◆ **STATED EXERCISE**: From the records below, extract all the text exactly and leave the images behind.

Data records
>>>

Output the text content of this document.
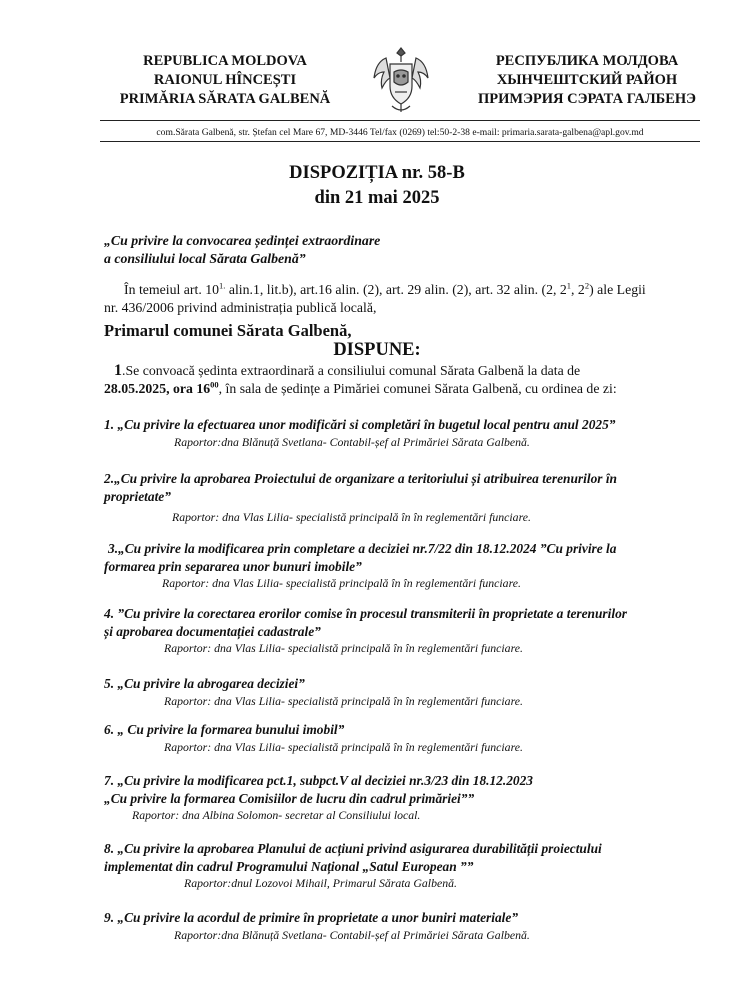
REPUBLICA MOLDOVA
RAIONUL HÎNCEȘTI
PRIMĂRIA SĂRATA GALBENĂ
РЕСПУБЛИКА МОЛДОВА
ХЫНЧЕШТСКИЙ РАЙОН
ПРИМЭРИЯ СЭРАТА ГАЛБЕНЭ
com.Sărata Galbenă, str. Ștefan cel Mare 67, MD-3446 Tel/fax (0269) tel:50-2-38 e-mail: primaria.sarata-galbena@apl.gov.md
DISPOZIȚIA nr. 58-B
din 21 mai 2025
„Cu privire la convocarea ședinței extraordinare
a consiliului local Sărata Galbenă”
În temeiul art. $10^{1.}$ alin.1, lit.b), art.16 alin. (2), art. 29 alin. (2), art. 32 alin. (2, $2^1$, $2^2$) ale Legii
nr. 436/2006 privind administrația publică locală,
Primarul comunei Sărata Galbenă,
DISPUNE:
1.Se convoacă ședinta extraordinară a consiliului comunal Sărata Galbenă la data de
28.05.2025, ora $16^{00}$, în sala de ședințe a Pimăriei comunei Sărata Galbenă, cu ordinea de zi:
1. „Cu privire la efectuarea unor modificări si completări în bugetul local pentru anul 2025”
Raportor:dna Blănuță Svetlana- Contabil-șef al Primăriei Sărata Galbenă.
2.„Cu privire la aprobarea Proiectului de organizare a teritoriului și atribuirea terenurilor în
proprietate”
Raportor: dna Vlas Lilia- specialistă principală în în reglementări funciare.
3.„Cu privire la modificarea prin completare a deciziei nr.7/22 din 18.12.2024 ”Cu privire la
formarea prin separarea unor bunuri imobile”
Raportor: dna Vlas Lilia- specialistă principală în în reglementări funciare.
4. ”Cu privire la corectarea erorilor comise în procesul transmiterii în proprietate a terenurilor
și aprobarea documentației cadastrale”
Raportor: dna Vlas Lilia- specialistă principală în în reglementări funciare.
5. „Cu privire la abrogarea deciziei”
Raportor: dna Vlas Lilia- specialistă principală în în reglementări funciare.
6. „ Cu privire la formarea bunului imobil”
Raportor: dna Vlas Lilia- specialistă principală în în reglementări funciare.
7. „Cu privire la modificarea pct.1, subpct.V al deciziei nr.3/23 din 18.12.2023
„Cu privire la formarea Comisiilor de lucru din cadrul primăriei””
Raportor: dna Albina Solomon- secretar al Consiliului local.
8. „Cu privire la aprobarea Planului de acțiuni privind asigurarea durabilității proiectului
implementat din cadrul Programului Național „Satul European ””
Raportor:dnul Lozovoi Mihail, Primarul Sărata Galbenă.
9. „Cu privire la acordul de primire în proprietate a unor buniri materiale”
Raportor:dna Blănuță Svetlana- Contabil-șef al Primăriei Sărata Galbenă.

<<<

◆ **IN RESPONSE**:
Output the text content of this document.
REPUBLICA MOLDOVA
RAIONUL HÎNCEȘTI
PRIMĂRIA SĂRATA GALBENĂ
РЕСПУБЛИКА МОЛДОВА
ХЫНЧЕШТСКИЙ РАЙОН
ПРИМЭРИЯ СЭРАТА ГАЛБЕНЭ
com.Sărata Galbenă, str. Ștefan cel Mare 67, MD-3446 Tel/fax (0269) tel:50-2-38 e-mail: primaria.sarata-galbena@apl.gov.md
DISPOZIȚIA nr. 58-B
din 21 mai 2025
„Cu privire la convocarea ședinței extraordinare
a consiliului local Sărata Galbenă”
În temeiul art. $10^{1.}$ alin.1, lit.b), art.16 alin. (2), art. 29 alin. (2), art. 32 alin. (2, $2^1$, $2^2$) ale Legii
nr. 436/2006 privind administrația publică locală,
Primarul comunei Sărata Galbenă,
DISPUNE:
1.Se convoacă ședinta extraordinară a consiliului comunal Sărata Galbenă la data de
28.05.2025, ora $16^{00}$, în sala de ședințe a Pimăriei comunei Sărata Galbenă, cu ordinea de zi:
1. „Cu privire la efectuarea unor modificări si completări în bugetul local pentru anul 2025”
Raportor:dna Blănuță Svetlana- Contabil-șef al Primăriei Sărata Galbenă.
2.„Cu privire la aprobarea Proiectului de organizare a teritoriului și atribuirea terenurilor în
proprietate”
Raportor: dna Vlas Lilia- specialistă principală în în reglementări funciare.
3.„Cu privire la modificarea prin completare a deciziei nr.7/22 din 18.12.2024 ”Cu privire la
formarea prin separarea unor bunuri imobile”
Raportor: dna Vlas Lilia- specialistă principală în în reglementări funciare.
4. ”Cu privire la corectarea erorilor comise în procesul transmiterii în proprietate a terenurilor
și aprobarea documentației cadastrale”
Raportor: dna Vlas Lilia- specialistă principală în în reglementări funciare.
5. „Cu privire la abrogarea deciziei”
Raportor: dna Vlas Lilia- specialistă principală în în reglementări funciare.
6. „ Cu privire la formarea bunului imobil”
Raportor: dna Vlas Lilia- specialistă principală în în reglementări funciare.
7. „Cu privire la modificarea pct.1, subpct.V al deciziei nr.3/23 din 18.12.2023
„Cu privire la formarea Comisiilor de lucru din cadrul primăriei””
Raportor: dna Albina Solomon- secretar al Consiliului local.
8. „Cu privire la aprobarea Planului de acțiuni privind asigurarea durabilității proiectului
implementat din cadrul Programului Național „Satul European ””
Raportor:dnul Lozovoi Mihail, Primarul Sărata Galbenă.
9. „Cu privire la acordul de primire în proprietate a unor buniri materiale”
Raportor:dna Blănuță Svetlana- Contabil-șef al Primăriei Sărata Galbenă.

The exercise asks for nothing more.